## Tasks for this exercise
[a] Rename "stocksTest2" to "stocksHoldout2" in the stock model accuracy passage. Write out the passage beginning at the words "The overall accuracy of StocksModel1 is" and stopping after "predictTest2 > 0.5)".
[b] Carry on the stock model accuracy passage from its last line.

## Excerpted passage
____________

ReturnJan, ReturnFeb, ReturnMar, ReturnJune, ReturnAug, and ReturnOct differ in sign between the models.

What is the overall accuracy of StocksModel1 on the test set stocksTest1, using a threshold of 0.5?
# Predict on the test set
predictTest1 = predict(StocksModel1, type="response", newdata=stocksTest1)
# Tabulate the predictions of test set vs our predict function
z = table(stocksTest1$PositiveDec, predictTest1 > 0.5)
kable(z)
FALSE TRUE
0 30 471
1 23 774
# Compute Accuracy
sum(diag(z))/(sum(z))
## [1] 0.6194145

The overall accuracy of StocksModel1 is 0.5504808.

What is the overall accuracy of StocksModel2 on the test set stocksTest2, using a threshold of 0.5?
# Predict on the test set
predictTest2 = predict(StocksModel2, type="response", newdata=stocksTest2)
# Tabulate the predictions of test set vs our predict function
z = table(stocksTest2$PositiveDec, predictTest2 > 0.5)
kable(z)
FALSE TRUE
0 388 626
1 309 757
# Compute Accuracy
sum(diag(z))/(sum(z))
## [1] 0.5504808

The overall accuracy of StocksModel2 is 0.5504808.

What is the overall accuracy of StocksModel1 on the test set stocksTest1, using a threshold of 0.5?
# Predict on the test set
predictTest3 = predict(StocksModel3, type="response", newdata=stocksTest3)

____________

## Recorded data
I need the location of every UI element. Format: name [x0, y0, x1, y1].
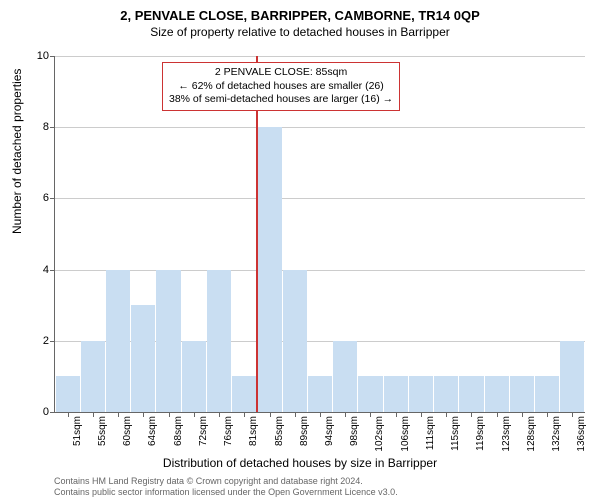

____________

## Solved tasks
[a]
The overall accuracy of StocksModel1 is 0.5504808.

What is the overall accuracy of StocksModel2 on the test set stocksHoldout2, using a threshold of 0.5?
# Predict on the test set
predictTest2 = predict(StocksModel2, type="response", newdata=stocksHoldout2)
# Tabulate the predictions of test set vs our predict function
z = table(stocksHoldout2$PositiveDec, predictTest2 > 0.5)

[b]
# Tabulate the predictions of test set vs our predict function
z = table(stocksTest3$PositiveDec, predictTest3 > 0.5)
kable(z)
FALSE TRUE
0 49 13
1 21 13
# Compute Accuracy
sum(diag(z))/(sum(z))
## [1] 0.6458333

The overall accuracy of StocksModel3 is 0.6458333.

To compute the overall test-set accuracy of the cluster-then-predict approach, we can combine all the test-set predictions into a single vector and all the true outcomes into a single vector:
# Combine all test-set predictions and outcomes into a single vector
AllPredictions = c(predictTest1, predictTest2, predictTest3)
AllOutcomes = c(stocksTest1$PositiveDec, stocksTest2$PositiveDec, stocksTest3$PositiveDec)
z = table(AllOutcomes, AllPredictions > 0.5)
kable(z)
FALSE TRUE
0 467 1110
1 353 1544
# Compute Accuracy
sum(diag(z))/(sum(z))
## [1] 0.5788716

After combining the predictions and outcomes with the provided code, we can compute the overall test-set accuracy by creating a classification matrix: The overall accuracy is 0.5788. We see a modest improvement over the original logistic regression model. Since predicting stock returns is a notoriously hard problem, this is a good increase in accuracy. By investing in stocks for which we are more confident that they will have positive returns (by selecting the ones with higher predicted probabilities), this cluster-then-predict model can give us an edge over the original logistic regression model.